EXERCISE INPUT>
━━━
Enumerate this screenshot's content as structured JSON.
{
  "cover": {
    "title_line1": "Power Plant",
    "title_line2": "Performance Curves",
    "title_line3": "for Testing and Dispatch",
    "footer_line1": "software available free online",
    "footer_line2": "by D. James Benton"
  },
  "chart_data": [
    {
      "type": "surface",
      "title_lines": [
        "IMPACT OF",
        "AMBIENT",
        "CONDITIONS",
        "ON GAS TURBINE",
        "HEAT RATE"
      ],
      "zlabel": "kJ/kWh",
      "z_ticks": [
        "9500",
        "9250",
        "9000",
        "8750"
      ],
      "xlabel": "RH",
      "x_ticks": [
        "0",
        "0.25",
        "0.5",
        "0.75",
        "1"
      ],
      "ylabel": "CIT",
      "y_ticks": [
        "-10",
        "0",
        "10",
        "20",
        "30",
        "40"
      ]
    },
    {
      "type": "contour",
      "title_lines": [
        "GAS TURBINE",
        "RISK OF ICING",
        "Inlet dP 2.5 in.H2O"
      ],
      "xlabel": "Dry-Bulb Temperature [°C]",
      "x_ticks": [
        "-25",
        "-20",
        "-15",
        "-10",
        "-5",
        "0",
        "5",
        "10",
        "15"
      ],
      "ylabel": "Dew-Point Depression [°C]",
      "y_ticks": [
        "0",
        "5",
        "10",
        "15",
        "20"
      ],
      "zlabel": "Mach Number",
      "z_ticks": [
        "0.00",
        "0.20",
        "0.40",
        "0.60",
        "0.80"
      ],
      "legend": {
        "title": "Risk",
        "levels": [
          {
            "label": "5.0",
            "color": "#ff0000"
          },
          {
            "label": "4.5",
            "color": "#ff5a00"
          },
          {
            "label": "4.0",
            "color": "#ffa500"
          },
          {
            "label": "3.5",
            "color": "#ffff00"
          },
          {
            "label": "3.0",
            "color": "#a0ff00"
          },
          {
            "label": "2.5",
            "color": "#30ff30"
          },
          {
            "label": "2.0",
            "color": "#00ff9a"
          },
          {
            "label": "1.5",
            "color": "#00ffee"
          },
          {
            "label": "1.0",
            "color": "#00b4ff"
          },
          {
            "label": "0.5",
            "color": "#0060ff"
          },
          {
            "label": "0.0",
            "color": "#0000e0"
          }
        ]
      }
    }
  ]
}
━━━
WHAT THE EXERCISE ASKS>
Determine the number of lines containing "ylabel". Write only that number.

THE OUTPUT>
2